• **TASKS TO PERFORM**
A: Answer these questions from the symplectic potential post, one answer per line, marked (i), (ii), (iii):
(i) Which manifold does the symplectic potential post offer as an example of a closed manifold $M$?
(ii) In the torus example, what do $\psi$ and $\phi$ stand for?
(iii) According to the first edit, what would follow from $\omega$ being exact?
B: List every parenthetical aside in the sentences of the symplectic potential post, in order, leaving out parentheses that sit inside mathematical expressions.

I just want to clarify a point that I haven't seen made explicitly made: there is no globally defined tautological one-form or symplectic potential on a closed symplectic manifold (i.e. a compact manifold without boundary). If there were such a one-form $\theta$ (in local coordinates, expressable as $p_i dq^i$) such that $\omega = -d\theta$, then on a $2n$ dimensional closed manifold $M$,
$$ V = \int_M \omega^n = - \int_M d\theta \wedge \omega^{n-1} = -\int_M d \left( \theta \wedge \omega^{n-1} \right) = -\int_{\partial M} \theta \wedge \omega^{n-1} = 0$$
since $\partial M = \emptyset$ (and $d \omega = 0$). So we can't use the symplectic form $\omega$ as a volume form.
EDIT: I.e. $\omega$ being exact would imply that the volume of the compact manifold $M$ vanishes. This suggests (but does not constructively prove) that $\omega$ is not exact, and that there is no globally defined tautological one-form or symplectic potential whose exterior derivative yields $\omega$ on a compact manifold. Is there a more direct proof of the statement in italics, or does it suffice to assert that $\omega$ give rise to a volume form on $M$?
I'd take the 2-torus $T^2$ as an example of such an $M$.
I'm trying to square this with Darboux's theorem – presumably on $T^2$, taking $\omega = d\psi \wedge d\phi = -d(\phi d \psi)$ where $\psi, \phi$ are angular coordinates for the two cycles, is only true locally (see e.g. this post), so there's no contradiction.
EDIT: To clarify, my understanding is that Darboux's theorem allows for $\omega = -d(\phi d \psi)$ on a given coordinate patch of $T^2$, but these local definitions cannot be made to agree with each other. Hence $\omega$ is not globally exact, and will yield a positive volume for $T^2$.
Is the above reasoning correct?

• **DATA LISTING**
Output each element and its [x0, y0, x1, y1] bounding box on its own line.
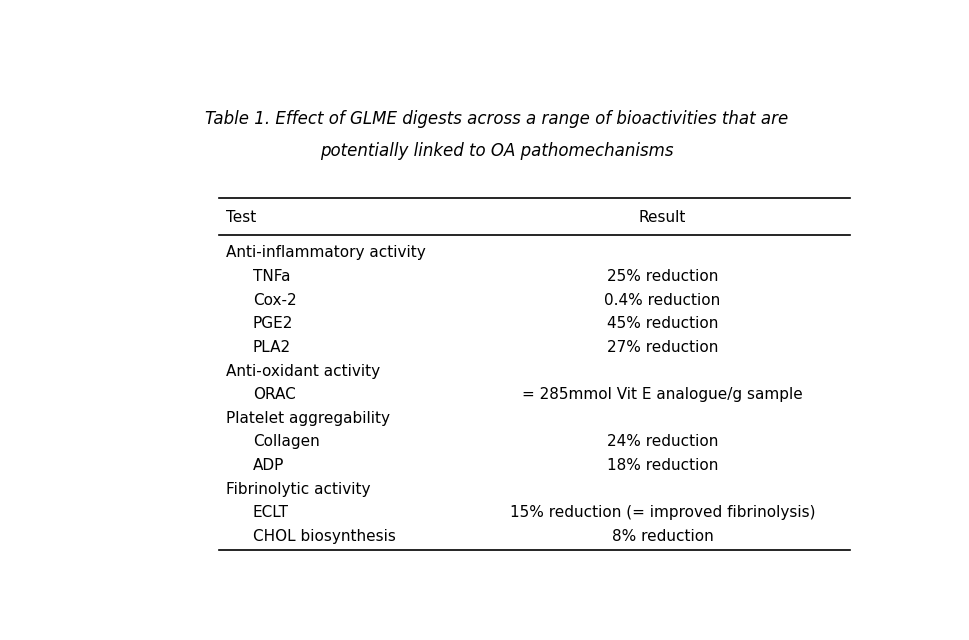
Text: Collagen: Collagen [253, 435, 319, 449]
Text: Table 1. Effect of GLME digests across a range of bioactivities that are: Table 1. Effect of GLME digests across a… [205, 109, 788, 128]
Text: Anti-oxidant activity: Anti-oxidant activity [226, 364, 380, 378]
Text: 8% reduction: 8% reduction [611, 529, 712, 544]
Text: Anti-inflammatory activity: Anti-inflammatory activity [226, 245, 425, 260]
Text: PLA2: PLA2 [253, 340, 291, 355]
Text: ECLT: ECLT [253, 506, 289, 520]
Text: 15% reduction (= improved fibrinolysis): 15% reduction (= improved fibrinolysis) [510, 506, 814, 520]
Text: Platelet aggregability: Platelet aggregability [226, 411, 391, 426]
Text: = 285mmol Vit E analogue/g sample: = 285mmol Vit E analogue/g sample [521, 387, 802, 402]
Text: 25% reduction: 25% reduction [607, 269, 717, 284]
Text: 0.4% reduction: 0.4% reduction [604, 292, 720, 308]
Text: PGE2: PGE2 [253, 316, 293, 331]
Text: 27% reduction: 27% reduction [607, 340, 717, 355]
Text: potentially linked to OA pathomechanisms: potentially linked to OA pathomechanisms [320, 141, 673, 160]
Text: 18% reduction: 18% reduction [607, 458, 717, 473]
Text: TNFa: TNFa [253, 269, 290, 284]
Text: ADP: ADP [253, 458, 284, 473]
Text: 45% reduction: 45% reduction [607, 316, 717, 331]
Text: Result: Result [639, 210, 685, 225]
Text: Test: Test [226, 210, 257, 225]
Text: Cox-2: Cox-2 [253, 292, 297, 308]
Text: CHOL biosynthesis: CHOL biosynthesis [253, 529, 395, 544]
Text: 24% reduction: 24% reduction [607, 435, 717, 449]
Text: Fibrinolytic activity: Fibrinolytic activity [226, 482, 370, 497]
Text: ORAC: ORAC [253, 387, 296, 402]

...

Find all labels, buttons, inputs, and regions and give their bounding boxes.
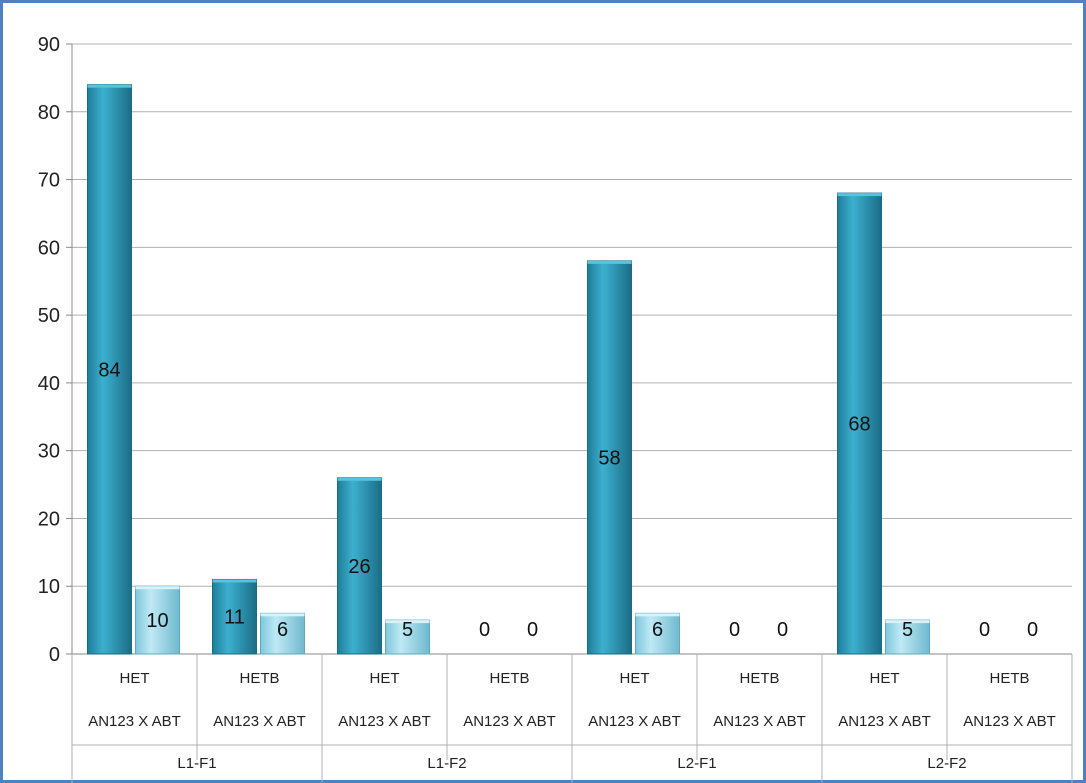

• **RESPONSES TO THE TASKS**
A:
(i) The 2-torus $T^2$.
(ii) Angular coordinates for the two cycles.
(iii) The volume of the compact manifold $M$ would vanish.

B:
(i.e. a compact manifold without boundary)
(in local coordinates, expressable as $p_i dq^i$)
(and $d \omega = 0$)
(but does not constructively prove)
(see e.g. this post)